— PROBLEM —
Find out how many lines of the material contain the string "JSON" and give only that figure.

— SUPPLIED ENTRIES —
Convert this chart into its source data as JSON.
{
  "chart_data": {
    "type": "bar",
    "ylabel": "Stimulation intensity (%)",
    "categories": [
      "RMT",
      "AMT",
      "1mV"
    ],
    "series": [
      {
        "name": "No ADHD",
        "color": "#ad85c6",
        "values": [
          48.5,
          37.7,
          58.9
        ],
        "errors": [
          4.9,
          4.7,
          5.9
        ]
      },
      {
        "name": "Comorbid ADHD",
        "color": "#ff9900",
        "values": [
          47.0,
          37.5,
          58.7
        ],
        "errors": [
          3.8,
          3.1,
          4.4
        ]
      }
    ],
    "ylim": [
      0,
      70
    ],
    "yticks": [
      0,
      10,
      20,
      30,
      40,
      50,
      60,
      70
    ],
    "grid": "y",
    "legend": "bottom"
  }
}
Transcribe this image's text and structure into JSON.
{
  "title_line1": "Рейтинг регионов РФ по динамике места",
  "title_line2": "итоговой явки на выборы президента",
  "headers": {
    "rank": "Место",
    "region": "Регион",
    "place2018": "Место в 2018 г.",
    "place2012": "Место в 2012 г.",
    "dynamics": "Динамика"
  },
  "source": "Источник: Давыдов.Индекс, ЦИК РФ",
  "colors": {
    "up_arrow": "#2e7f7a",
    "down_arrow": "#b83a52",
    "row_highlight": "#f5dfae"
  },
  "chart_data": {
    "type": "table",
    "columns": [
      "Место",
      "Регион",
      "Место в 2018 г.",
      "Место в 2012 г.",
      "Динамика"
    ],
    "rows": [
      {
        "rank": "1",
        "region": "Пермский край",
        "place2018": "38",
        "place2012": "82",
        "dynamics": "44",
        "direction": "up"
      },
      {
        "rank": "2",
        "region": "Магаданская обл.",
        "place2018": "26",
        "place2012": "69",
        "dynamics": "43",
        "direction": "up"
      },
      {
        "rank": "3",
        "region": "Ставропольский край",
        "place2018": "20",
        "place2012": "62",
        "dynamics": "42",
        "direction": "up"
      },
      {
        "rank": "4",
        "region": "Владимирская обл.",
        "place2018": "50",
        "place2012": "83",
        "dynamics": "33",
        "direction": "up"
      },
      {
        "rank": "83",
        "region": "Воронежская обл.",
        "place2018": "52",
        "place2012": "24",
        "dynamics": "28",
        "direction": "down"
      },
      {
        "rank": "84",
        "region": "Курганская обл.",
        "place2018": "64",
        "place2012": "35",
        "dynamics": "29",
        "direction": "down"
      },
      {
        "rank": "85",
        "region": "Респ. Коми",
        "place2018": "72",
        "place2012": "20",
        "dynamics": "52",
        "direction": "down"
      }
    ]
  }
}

— TASK RESPONSE —
2